— Begin Material for this exercise —

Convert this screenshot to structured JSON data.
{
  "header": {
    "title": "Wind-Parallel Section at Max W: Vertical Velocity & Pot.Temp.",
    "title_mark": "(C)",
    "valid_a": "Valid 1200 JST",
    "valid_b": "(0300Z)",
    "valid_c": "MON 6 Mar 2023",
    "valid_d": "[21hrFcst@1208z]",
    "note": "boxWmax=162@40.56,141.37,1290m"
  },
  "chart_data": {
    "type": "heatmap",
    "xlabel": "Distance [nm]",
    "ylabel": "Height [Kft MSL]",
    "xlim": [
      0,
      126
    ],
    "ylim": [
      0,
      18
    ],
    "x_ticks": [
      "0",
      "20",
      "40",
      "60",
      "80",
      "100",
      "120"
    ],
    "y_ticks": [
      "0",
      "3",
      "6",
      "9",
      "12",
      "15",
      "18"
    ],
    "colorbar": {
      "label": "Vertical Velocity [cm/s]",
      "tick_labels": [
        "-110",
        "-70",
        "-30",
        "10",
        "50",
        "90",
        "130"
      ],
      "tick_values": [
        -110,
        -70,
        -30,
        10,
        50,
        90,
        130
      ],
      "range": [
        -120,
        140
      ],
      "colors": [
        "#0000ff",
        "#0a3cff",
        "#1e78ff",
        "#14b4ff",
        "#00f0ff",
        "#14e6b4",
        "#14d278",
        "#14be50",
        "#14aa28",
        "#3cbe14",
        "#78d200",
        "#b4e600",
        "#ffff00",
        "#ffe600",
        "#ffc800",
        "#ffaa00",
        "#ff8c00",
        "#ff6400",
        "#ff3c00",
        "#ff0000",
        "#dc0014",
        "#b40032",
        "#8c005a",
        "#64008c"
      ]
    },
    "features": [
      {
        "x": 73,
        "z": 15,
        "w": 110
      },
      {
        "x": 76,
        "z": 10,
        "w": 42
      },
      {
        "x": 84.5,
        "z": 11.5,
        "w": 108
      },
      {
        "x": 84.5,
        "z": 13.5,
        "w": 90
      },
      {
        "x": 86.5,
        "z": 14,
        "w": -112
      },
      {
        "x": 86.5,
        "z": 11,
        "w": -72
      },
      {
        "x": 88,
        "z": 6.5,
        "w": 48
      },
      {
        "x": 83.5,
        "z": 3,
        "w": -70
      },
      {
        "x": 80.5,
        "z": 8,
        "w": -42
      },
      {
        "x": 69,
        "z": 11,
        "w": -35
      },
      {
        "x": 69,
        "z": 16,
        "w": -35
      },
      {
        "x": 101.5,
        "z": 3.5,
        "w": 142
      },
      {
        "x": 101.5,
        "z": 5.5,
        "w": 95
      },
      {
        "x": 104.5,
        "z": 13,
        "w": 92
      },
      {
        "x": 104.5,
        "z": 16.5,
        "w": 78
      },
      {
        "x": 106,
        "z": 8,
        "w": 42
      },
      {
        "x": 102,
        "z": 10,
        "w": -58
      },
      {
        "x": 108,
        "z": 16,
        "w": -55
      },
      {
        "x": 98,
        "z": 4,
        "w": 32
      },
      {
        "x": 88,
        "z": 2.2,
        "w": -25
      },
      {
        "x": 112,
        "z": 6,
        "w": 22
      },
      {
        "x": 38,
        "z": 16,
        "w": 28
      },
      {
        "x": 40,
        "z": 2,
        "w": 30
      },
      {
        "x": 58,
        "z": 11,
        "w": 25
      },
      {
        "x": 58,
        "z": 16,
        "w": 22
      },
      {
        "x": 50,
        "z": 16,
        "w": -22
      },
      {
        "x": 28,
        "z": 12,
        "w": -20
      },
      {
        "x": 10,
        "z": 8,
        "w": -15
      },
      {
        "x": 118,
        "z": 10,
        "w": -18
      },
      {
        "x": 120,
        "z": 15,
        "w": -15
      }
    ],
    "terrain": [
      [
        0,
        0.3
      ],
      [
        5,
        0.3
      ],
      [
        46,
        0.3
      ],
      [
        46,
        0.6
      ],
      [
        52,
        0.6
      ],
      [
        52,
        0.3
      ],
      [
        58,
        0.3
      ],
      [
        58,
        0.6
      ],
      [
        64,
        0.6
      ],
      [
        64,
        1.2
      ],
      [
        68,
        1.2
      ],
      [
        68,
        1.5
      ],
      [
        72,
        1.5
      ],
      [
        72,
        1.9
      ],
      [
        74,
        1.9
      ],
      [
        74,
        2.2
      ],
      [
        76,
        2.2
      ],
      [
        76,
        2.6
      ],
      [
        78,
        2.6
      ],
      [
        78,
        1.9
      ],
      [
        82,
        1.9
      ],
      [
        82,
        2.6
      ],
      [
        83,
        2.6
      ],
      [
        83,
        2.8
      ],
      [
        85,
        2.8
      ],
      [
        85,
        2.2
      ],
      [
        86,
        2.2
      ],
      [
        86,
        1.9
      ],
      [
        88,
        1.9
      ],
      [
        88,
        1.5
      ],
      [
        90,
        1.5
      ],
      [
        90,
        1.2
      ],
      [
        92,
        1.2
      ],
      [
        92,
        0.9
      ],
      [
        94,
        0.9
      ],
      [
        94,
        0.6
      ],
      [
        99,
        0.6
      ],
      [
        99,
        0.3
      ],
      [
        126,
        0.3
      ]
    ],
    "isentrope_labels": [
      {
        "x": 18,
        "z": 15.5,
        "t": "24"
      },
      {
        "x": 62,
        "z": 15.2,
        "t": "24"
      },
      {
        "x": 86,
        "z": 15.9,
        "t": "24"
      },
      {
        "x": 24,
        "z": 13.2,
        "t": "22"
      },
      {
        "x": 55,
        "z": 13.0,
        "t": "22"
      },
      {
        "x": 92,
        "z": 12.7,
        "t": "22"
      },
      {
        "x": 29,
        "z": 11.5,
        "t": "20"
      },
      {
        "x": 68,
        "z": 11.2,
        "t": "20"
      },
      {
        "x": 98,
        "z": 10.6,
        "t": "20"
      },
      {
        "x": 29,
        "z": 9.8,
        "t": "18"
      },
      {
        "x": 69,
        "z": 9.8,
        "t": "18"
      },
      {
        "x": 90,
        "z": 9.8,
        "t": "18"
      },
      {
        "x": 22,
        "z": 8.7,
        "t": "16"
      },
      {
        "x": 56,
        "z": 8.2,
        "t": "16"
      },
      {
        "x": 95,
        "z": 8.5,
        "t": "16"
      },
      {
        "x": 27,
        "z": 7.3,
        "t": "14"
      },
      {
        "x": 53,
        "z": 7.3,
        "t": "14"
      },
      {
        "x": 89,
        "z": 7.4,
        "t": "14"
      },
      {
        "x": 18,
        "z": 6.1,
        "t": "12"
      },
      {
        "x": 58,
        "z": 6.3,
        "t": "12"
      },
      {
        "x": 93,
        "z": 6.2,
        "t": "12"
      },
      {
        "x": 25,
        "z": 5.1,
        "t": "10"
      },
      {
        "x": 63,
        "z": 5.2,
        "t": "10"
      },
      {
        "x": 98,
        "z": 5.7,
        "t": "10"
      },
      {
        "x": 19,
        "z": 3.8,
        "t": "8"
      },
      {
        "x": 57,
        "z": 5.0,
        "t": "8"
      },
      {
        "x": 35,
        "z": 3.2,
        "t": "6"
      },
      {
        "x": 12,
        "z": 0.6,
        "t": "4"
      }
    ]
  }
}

— End Material for this exercise —

Show the lines of the data that hold the word "Velocity".

## Task result
    "title": "Wind-Parallel Section at Max W: Vertical Velocity & Pot.Temp.",
      "label": "Vertical Velocity [cm/s]",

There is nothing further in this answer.